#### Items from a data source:

============

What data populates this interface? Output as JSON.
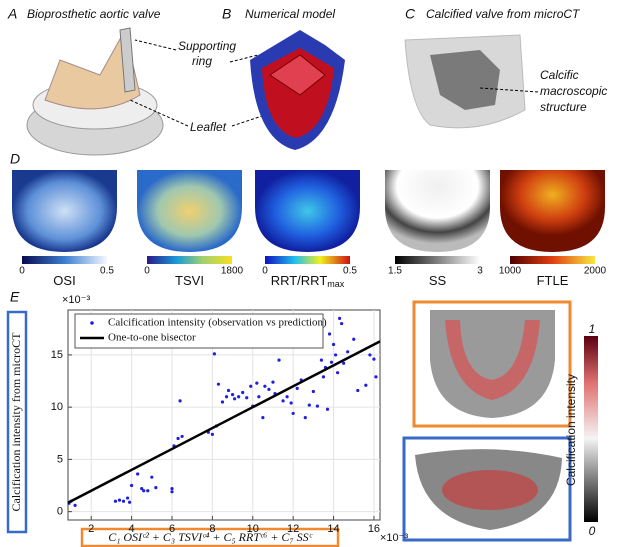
{
  "panel_a": {
    "letter": "A",
    "title": "Bioprosthetic aortic valve",
    "ring_label": [
      "Supporting",
      "ring"
    ],
    "leaflet_label": "Leaflet"
  },
  "panel_b": {
    "letter": "B",
    "title": "Numerical model"
  },
  "panel_c": {
    "letter": "C",
    "title": "Calcified valve from microCT",
    "structure_label": [
      "Calcific",
      "macroscopic",
      "structure"
    ]
  },
  "panel_d": {
    "letter": "D",
    "maps": [
      {
        "label": "OSI",
        "min": "0",
        "max": "0.5"
      },
      {
        "label": "TSVI",
        "min": "0",
        "max": "1800"
      },
      {
        "label": "RRT/RRT",
        "label_sub": "max",
        "min": "0",
        "max": "0.5"
      },
      {
        "label": "SS",
        "min": "1.5",
        "max": "3"
      },
      {
        "label": "FTLE",
        "min": "1000",
        "max": "2000"
      }
    ]
  },
  "panel_e": {
    "letter": "E",
    "colorbar_label": "Calcification intensity",
    "colorbar_max": "1",
    "colorbar_min": "0"
  },
  "chart_data": {
    "type": "scatter",
    "ylabel": "Calcification intensity from microCT",
    "xlabel": "C₁ OSIᶜ² + C₃ TSVIᶜ⁴ + C₅ RRTᶜ⁶ + C₇ SSᶜ",
    "y_multiplier": "×10⁻³",
    "x_multiplier": "×10⁻³",
    "xlim": [
      0.85,
      16.3
    ],
    "ylim": [
      -0.8,
      19.3
    ],
    "xticks": [
      2,
      4,
      6,
      8,
      10,
      12,
      14,
      16
    ],
    "yticks": [
      0,
      5,
      10,
      15
    ],
    "grid": true,
    "series": [
      {
        "name": "Calcification intensity (observation vs prediction)",
        "color": "#1f1fe0",
        "x": [
          0.9,
          1.0,
          1.2,
          3.2,
          3.4,
          3.6,
          3.8,
          3.9,
          4.0,
          4.3,
          4.5,
          4.6,
          4.8,
          5.0,
          5.2,
          6.0,
          6.0,
          6.1,
          6.3,
          6.4,
          6.5,
          7.8,
          8.0,
          8.1,
          8.2,
          8.3,
          8.5,
          8.7,
          8.8,
          9.0,
          9.1,
          9.3,
          9.5,
          9.7,
          9.9,
          10.0,
          10.2,
          10.3,
          10.5,
          10.6,
          10.8,
          11.0,
          11.1,
          11.3,
          11.5,
          11.7,
          11.9,
          12.0,
          12.2,
          12.4,
          12.6,
          12.8,
          13.0,
          13.2,
          13.4,
          13.5,
          13.6,
          13.7,
          13.8,
          13.9,
          14.0,
          14.1,
          14.2,
          14.3,
          14.4,
          14.5,
          14.7,
          15.0,
          15.2,
          15.6,
          15.8,
          16.0,
          16.1
        ],
        "values": [
          0.8,
          1.0,
          0.6,
          1.0,
          1.1,
          1.0,
          1.3,
          0.9,
          2.5,
          3.6,
          2.2,
          2.0,
          2.0,
          3.3,
          2.3,
          1.9,
          2.2,
          6.3,
          7.0,
          10.6,
          7.2,
          7.6,
          7.4,
          15.1,
          8.2,
          12.2,
          10.5,
          11.0,
          11.6,
          11.2,
          10.8,
          11.0,
          11.4,
          10.9,
          12.0,
          10.1,
          12.3,
          11.0,
          9.0,
          12.0,
          11.7,
          12.4,
          11.3,
          14.5,
          10.6,
          11.0,
          10.4,
          9.4,
          11.8,
          12.6,
          9.0,
          10.2,
          11.5,
          10.1,
          14.5,
          12.9,
          13.8,
          9.8,
          17.0,
          14.3,
          16.0,
          15.0,
          13.3,
          18.5,
          18.0,
          14.2,
          15.3,
          16.5,
          11.6,
          12.1,
          15.0,
          14.6,
          12.9
        ]
      },
      {
        "name": "One-to-one bisector",
        "color": "#000000",
        "type": "line",
        "x": [
          0.85,
          16.3
        ],
        "values": [
          0.85,
          16.3
        ]
      }
    ]
  }
}
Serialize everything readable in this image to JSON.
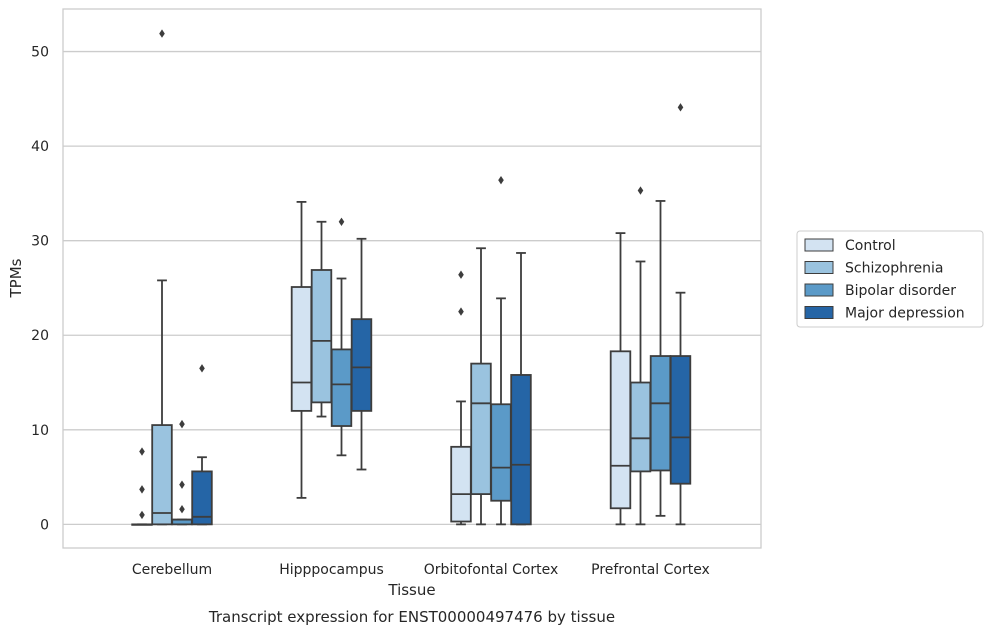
{
  "chart_data": {
    "type": "box",
    "xlabel": "Tissue",
    "ylabel": "TPMs",
    "caption": "Transcript expression for ENST00000497476 by tissue",
    "ylim": [
      -2.5,
      54.5
    ],
    "yticks": [
      0,
      10,
      20,
      30,
      40,
      50
    ],
    "grid": "horizontal",
    "legend_position": "right",
    "categories": [
      "Cerebellum",
      "Hipppocampus",
      "Orbitofontal Cortex",
      "Prefrontal Cortex"
    ],
    "series": [
      {
        "name": "Control",
        "color": "#d3e3f2",
        "boxes": [
          {
            "whislo": 0,
            "q1": 0,
            "med": 0,
            "q3": 0,
            "whishi": 0,
            "fliers": [
              1.0,
              3.7,
              7.7
            ]
          },
          {
            "whislo": 2.8,
            "q1": 12.0,
            "med": 15.0,
            "q3": 25.1,
            "whishi": 34.1,
            "fliers": []
          },
          {
            "whislo": 0,
            "q1": 0.3,
            "med": 3.2,
            "q3": 8.2,
            "whishi": 13.0,
            "fliers": [
              22.5,
              26.4
            ]
          },
          {
            "whislo": 0,
            "q1": 1.7,
            "med": 6.2,
            "q3": 18.3,
            "whishi": 30.8,
            "fliers": []
          }
        ]
      },
      {
        "name": "Schizophrenia",
        "color": "#9ac3df",
        "boxes": [
          {
            "whislo": 0,
            "q1": 0,
            "med": 1.2,
            "q3": 10.5,
            "whishi": 25.8,
            "fliers": [
              51.9
            ]
          },
          {
            "whislo": 11.4,
            "q1": 12.9,
            "med": 19.4,
            "q3": 26.9,
            "whishi": 32.0,
            "fliers": []
          },
          {
            "whislo": 0,
            "q1": 3.2,
            "med": 12.8,
            "q3": 17.0,
            "whishi": 29.2,
            "fliers": []
          },
          {
            "whislo": 0,
            "q1": 5.6,
            "med": 9.1,
            "q3": 15.0,
            "whishi": 27.8,
            "fliers": [
              35.3
            ]
          }
        ]
      },
      {
        "name": "Bipolar disorder",
        "color": "#5b9ac8",
        "boxes": [
          {
            "whislo": 0,
            "q1": 0,
            "med": 0.5,
            "q3": 0.5,
            "whishi": 0.5,
            "fliers": [
              1.6,
              4.2,
              10.6
            ]
          },
          {
            "whislo": 7.3,
            "q1": 10.4,
            "med": 14.8,
            "q3": 18.5,
            "whishi": 26.0,
            "fliers": [
              32.0
            ]
          },
          {
            "whislo": 0,
            "q1": 2.5,
            "med": 6.0,
            "q3": 12.7,
            "whishi": 23.9,
            "fliers": [
              36.4
            ]
          },
          {
            "whislo": 0.9,
            "q1": 5.7,
            "med": 12.8,
            "q3": 17.8,
            "whishi": 34.2,
            "fliers": []
          }
        ]
      },
      {
        "name": "Major depression",
        "color": "#2565a6",
        "boxes": [
          {
            "whislo": 0,
            "q1": 0,
            "med": 0.8,
            "q3": 5.6,
            "whishi": 7.1,
            "fliers": [
              16.5
            ]
          },
          {
            "whislo": 5.8,
            "q1": 12.0,
            "med": 16.6,
            "q3": 21.7,
            "whishi": 30.2,
            "fliers": []
          },
          {
            "whislo": 0,
            "q1": 0,
            "med": 6.3,
            "q3": 15.8,
            "whishi": 28.7,
            "fliers": []
          },
          {
            "whislo": 0,
            "q1": 4.3,
            "med": 9.2,
            "q3": 17.8,
            "whishi": 24.5,
            "fliers": [
              44.1
            ]
          }
        ]
      }
    ]
  }
}
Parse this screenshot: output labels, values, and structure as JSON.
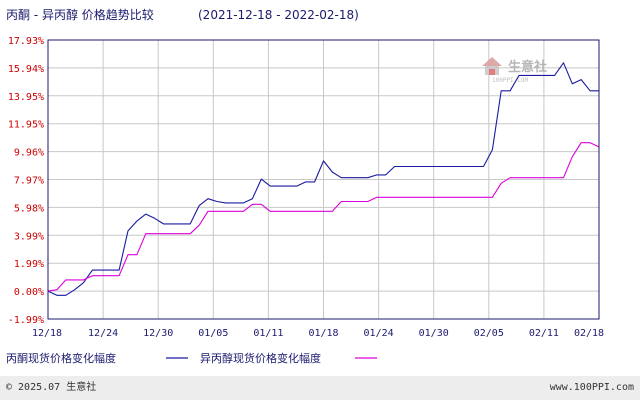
{
  "title": {
    "main": "丙酮 - 异丙醇 价格趋势比较",
    "range": "(2021-12-18 - 2022-02-18)"
  },
  "watermark": {
    "text": "生意社",
    "sub": "100PPI.COM"
  },
  "footer": {
    "left": "© 2025.07 生意社",
    "right": "www.100PPI.com"
  },
  "chart_data": {
    "type": "line",
    "x_ticks": [
      "12/18",
      "12/24",
      "12/30",
      "01/05",
      "01/11",
      "01/18",
      "01/24",
      "01/30",
      "02/05",
      "02/11",
      "02/18"
    ],
    "y_ticks": [
      "17.93%",
      "15.94%",
      "13.95%",
      "11.95%",
      "9.96%",
      "7.97%",
      "5.98%",
      "3.99%",
      "1.99%",
      "0.00%",
      "-1.99%"
    ],
    "ylim": [
      -1.99,
      17.93
    ],
    "xlim": [
      0,
      62
    ],
    "grid": true,
    "legend_position": "bottom",
    "series": [
      {
        "name": "丙酮现货价格变化幅度",
        "color": "#1a1aa0",
        "x": [
          0,
          1,
          2,
          3,
          4,
          5,
          6,
          7,
          8,
          9,
          10,
          11,
          12,
          13,
          14,
          15,
          16,
          17,
          18,
          19,
          20,
          21,
          22,
          23,
          24,
          25,
          26,
          27,
          28,
          29,
          30,
          31,
          32,
          33,
          34,
          35,
          36,
          37,
          38,
          39,
          40,
          41,
          42,
          43,
          44,
          45,
          46,
          47,
          48,
          49,
          50,
          51,
          52,
          53,
          54,
          55,
          56,
          57,
          58,
          59,
          60,
          61,
          62
        ],
        "y": [
          0.0,
          -0.3,
          -0.3,
          0.1,
          0.6,
          1.5,
          1.5,
          1.5,
          1.5,
          4.3,
          5.0,
          5.5,
          5.2,
          4.8,
          4.8,
          4.8,
          4.8,
          6.1,
          6.6,
          6.4,
          6.3,
          6.3,
          6.3,
          6.6,
          8.0,
          7.5,
          7.5,
          7.5,
          7.5,
          7.8,
          7.8,
          9.3,
          8.5,
          8.1,
          8.1,
          8.1,
          8.1,
          8.3,
          8.3,
          8.9,
          8.9,
          8.9,
          8.9,
          8.9,
          8.9,
          8.9,
          8.9,
          8.9,
          8.9,
          8.9,
          10.1,
          14.3,
          14.3,
          15.4,
          15.4,
          15.4,
          15.4,
          15.4,
          16.3,
          14.8,
          15.1,
          14.3,
          14.3
        ]
      },
      {
        "name": "异丙醇现货价格变化幅度",
        "color": "#dd00dd",
        "x": [
          0,
          1,
          2,
          3,
          4,
          5,
          6,
          7,
          8,
          9,
          10,
          11,
          12,
          13,
          14,
          15,
          16,
          17,
          18,
          19,
          20,
          21,
          22,
          23,
          24,
          25,
          26,
          27,
          28,
          29,
          30,
          31,
          32,
          33,
          34,
          35,
          36,
          37,
          38,
          39,
          40,
          41,
          42,
          43,
          44,
          45,
          46,
          47,
          48,
          49,
          50,
          51,
          52,
          53,
          54,
          55,
          56,
          57,
          58,
          59,
          60,
          61,
          62
        ],
        "y": [
          0.0,
          0.1,
          0.8,
          0.8,
          0.8,
          1.1,
          1.1,
          1.1,
          1.1,
          2.6,
          2.6,
          4.1,
          4.1,
          4.1,
          4.1,
          4.1,
          4.1,
          4.7,
          5.7,
          5.7,
          5.7,
          5.7,
          5.7,
          6.2,
          6.2,
          5.7,
          5.7,
          5.7,
          5.7,
          5.7,
          5.7,
          5.7,
          5.7,
          6.4,
          6.4,
          6.4,
          6.4,
          6.7,
          6.7,
          6.7,
          6.7,
          6.7,
          6.7,
          6.7,
          6.7,
          6.7,
          6.7,
          6.7,
          6.7,
          6.7,
          6.7,
          7.7,
          8.1,
          8.1,
          8.1,
          8.1,
          8.1,
          8.1,
          8.1,
          9.6,
          10.6,
          10.6,
          10.3
        ]
      }
    ]
  }
}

============

#### Task goal:
Copy every line in the entries above that has the string "xlabel" in it.

#### Correct result:
    "xlabel": "C₁ OSIᶜ² + C₃ TSVIᶜ⁴ + C₅ RRTᶜ⁶ + C₇ SSᶜ",
    "xlabel": "Tissue",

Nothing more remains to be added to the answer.